# [EXERCISE TASK]
Go through the records and extract every line with the word "JSON".

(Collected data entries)
◇ ◇ ◇

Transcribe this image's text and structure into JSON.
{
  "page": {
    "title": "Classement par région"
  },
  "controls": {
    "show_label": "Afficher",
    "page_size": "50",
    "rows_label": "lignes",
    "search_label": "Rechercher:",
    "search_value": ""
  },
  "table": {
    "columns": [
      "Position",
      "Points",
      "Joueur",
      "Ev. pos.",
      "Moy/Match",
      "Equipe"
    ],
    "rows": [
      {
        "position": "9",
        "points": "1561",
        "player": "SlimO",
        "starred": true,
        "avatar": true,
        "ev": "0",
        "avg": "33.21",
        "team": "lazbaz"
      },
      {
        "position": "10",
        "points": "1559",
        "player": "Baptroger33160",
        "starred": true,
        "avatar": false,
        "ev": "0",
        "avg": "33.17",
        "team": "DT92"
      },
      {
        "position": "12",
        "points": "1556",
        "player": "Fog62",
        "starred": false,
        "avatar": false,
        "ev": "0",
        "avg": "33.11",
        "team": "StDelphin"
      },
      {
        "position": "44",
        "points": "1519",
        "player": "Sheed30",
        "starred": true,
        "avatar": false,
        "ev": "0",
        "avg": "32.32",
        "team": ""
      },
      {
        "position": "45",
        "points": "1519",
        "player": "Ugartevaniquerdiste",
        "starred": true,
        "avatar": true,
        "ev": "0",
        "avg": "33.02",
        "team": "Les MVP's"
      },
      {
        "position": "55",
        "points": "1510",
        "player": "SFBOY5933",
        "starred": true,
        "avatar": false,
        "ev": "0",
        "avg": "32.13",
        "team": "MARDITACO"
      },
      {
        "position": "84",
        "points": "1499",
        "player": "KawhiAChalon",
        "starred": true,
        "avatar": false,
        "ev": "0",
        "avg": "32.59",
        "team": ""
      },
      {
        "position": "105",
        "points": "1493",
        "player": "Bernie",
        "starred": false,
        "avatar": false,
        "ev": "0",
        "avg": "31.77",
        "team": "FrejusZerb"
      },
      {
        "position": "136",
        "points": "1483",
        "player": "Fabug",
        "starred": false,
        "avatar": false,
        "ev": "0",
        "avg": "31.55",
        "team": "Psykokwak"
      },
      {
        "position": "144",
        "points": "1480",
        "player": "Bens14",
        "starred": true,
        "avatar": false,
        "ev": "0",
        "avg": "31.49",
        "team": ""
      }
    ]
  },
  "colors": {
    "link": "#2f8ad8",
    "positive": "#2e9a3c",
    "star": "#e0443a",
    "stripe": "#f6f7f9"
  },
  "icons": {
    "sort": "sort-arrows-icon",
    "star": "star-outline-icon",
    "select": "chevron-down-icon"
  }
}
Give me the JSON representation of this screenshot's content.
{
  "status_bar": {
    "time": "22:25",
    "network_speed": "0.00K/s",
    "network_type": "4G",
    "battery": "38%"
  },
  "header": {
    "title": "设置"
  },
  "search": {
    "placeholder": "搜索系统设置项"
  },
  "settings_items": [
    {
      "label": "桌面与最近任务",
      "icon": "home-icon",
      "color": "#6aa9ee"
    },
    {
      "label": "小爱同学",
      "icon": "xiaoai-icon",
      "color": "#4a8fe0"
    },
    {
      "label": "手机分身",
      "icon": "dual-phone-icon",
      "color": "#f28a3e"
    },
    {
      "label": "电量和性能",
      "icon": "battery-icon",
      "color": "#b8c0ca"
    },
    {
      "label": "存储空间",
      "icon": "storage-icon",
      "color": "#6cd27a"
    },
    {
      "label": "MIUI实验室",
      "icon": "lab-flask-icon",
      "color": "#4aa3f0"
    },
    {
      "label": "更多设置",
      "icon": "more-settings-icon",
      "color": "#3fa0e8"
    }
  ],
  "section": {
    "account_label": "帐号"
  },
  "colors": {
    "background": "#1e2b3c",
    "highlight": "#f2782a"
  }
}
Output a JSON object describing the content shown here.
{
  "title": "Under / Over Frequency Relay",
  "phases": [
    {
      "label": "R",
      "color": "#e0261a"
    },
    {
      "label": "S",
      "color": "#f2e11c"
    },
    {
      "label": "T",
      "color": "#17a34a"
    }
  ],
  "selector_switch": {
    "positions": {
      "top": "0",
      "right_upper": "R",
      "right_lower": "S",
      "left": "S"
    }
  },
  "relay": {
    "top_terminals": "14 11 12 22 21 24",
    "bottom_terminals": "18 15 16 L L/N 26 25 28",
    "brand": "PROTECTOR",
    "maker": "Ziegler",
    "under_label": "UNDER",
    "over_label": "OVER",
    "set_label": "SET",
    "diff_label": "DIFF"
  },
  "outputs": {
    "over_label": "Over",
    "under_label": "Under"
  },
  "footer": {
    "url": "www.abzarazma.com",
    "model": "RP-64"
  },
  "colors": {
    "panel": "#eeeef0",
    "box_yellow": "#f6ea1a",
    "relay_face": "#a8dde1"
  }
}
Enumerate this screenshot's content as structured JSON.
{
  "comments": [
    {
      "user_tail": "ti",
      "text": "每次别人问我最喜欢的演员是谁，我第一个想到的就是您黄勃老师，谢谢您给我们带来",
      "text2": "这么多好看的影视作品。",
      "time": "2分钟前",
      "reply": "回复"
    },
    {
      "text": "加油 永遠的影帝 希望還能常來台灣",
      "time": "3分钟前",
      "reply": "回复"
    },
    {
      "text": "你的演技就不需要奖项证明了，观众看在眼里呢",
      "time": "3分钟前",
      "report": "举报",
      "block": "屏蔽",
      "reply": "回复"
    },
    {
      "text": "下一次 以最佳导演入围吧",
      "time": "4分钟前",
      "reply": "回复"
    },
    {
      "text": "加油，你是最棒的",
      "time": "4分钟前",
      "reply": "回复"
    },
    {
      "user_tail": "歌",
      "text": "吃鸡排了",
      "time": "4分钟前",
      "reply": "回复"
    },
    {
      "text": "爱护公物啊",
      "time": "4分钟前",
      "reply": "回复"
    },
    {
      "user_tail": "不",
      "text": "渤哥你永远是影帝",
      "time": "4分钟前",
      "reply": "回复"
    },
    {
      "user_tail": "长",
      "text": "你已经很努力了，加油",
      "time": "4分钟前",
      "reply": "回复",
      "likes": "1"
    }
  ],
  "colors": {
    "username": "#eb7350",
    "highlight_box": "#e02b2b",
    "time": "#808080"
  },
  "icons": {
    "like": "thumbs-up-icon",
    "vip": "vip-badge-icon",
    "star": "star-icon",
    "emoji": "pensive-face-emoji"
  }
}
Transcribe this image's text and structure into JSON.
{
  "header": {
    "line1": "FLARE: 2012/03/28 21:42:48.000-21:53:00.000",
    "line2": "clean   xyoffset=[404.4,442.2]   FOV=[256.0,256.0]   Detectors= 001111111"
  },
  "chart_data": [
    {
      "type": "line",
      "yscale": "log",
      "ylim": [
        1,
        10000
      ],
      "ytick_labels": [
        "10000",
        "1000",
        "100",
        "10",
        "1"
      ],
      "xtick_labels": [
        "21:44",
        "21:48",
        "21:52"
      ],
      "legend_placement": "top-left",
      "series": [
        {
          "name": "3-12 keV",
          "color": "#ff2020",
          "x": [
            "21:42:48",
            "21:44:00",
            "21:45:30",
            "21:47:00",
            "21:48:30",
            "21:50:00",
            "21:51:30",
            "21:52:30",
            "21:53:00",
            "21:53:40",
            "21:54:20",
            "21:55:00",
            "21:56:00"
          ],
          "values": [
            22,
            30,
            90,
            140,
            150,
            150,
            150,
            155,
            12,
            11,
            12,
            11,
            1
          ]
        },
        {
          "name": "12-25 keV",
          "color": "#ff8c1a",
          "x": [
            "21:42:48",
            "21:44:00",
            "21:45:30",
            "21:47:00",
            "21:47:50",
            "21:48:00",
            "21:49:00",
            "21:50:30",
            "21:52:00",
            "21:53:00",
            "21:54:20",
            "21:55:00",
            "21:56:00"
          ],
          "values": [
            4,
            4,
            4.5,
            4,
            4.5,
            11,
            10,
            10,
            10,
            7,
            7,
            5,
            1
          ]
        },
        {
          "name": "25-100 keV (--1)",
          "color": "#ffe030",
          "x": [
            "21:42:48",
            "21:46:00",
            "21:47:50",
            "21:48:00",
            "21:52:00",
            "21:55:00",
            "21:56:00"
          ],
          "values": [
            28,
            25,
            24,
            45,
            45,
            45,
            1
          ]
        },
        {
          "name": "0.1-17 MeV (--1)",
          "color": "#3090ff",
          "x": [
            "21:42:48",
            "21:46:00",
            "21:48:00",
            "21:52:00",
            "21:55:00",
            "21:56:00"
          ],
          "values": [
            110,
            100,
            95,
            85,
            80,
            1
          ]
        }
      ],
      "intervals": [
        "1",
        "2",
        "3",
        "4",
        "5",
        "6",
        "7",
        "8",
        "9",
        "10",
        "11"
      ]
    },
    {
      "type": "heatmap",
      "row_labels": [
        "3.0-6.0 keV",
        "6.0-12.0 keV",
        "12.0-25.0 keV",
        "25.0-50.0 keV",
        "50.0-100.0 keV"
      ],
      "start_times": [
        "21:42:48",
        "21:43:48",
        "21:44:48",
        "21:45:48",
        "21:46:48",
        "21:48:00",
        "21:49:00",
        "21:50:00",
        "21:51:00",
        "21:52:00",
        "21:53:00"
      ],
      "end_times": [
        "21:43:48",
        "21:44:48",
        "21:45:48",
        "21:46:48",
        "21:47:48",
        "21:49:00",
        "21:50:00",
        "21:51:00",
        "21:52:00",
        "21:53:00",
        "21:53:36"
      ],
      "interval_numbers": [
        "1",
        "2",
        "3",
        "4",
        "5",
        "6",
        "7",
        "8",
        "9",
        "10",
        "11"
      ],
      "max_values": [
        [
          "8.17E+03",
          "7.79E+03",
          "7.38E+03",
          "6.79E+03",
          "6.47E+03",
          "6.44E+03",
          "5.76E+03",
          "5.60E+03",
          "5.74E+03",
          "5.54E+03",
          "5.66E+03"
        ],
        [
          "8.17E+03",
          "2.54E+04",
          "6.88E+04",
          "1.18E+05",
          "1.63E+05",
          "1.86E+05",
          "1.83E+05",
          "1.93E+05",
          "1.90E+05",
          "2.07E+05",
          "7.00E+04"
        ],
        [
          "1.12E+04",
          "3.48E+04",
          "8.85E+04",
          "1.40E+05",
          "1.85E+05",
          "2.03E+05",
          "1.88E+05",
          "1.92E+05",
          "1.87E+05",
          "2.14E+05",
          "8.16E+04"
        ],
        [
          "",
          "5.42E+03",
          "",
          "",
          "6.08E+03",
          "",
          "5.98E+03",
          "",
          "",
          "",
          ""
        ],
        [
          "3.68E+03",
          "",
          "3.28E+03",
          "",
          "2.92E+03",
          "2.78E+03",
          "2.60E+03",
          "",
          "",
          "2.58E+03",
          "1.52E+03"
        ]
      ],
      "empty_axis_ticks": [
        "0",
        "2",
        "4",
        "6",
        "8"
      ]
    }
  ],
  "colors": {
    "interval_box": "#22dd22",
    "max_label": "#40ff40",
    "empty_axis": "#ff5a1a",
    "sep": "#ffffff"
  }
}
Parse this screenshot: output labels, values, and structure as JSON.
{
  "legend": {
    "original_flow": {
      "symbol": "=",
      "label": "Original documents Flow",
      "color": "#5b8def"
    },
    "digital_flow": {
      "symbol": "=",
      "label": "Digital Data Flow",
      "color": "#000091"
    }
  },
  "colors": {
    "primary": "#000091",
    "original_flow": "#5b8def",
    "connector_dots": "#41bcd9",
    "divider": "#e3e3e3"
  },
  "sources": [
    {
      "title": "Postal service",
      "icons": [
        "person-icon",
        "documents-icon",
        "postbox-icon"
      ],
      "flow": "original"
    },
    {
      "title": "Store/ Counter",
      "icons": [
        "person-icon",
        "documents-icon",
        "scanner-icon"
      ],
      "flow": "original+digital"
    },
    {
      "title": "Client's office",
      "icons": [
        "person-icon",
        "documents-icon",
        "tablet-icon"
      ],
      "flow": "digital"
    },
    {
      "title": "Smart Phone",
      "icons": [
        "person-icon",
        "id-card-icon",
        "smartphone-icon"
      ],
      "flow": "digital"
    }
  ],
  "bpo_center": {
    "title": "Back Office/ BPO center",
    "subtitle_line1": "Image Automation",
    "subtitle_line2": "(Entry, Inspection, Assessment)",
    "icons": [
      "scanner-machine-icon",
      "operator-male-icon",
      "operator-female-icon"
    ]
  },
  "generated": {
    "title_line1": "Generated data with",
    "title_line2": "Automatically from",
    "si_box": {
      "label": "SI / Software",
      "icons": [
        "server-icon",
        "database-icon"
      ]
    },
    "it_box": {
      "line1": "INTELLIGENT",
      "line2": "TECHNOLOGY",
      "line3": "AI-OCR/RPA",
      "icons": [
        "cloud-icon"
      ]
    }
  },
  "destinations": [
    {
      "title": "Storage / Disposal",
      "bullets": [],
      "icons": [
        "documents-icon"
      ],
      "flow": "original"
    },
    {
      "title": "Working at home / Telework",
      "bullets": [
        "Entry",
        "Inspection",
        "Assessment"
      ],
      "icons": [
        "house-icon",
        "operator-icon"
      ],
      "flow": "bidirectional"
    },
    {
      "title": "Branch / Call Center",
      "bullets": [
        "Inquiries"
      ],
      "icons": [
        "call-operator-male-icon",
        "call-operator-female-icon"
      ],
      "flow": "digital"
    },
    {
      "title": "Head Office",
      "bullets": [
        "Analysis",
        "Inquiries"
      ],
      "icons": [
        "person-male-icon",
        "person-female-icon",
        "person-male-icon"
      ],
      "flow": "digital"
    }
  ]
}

◇ ◇ ◇

# [RESULT OF THIS EXERCISE]
Transcribe this image's text and structure into JSON.
Give me the JSON representation of this screenshot's content.
Output a JSON object describing the content shown here.
Enumerate this screenshot's content as structured JSON.
Transcribe this image's text and structure into JSON.
Parse this screenshot: output labels, values, and structure as JSON.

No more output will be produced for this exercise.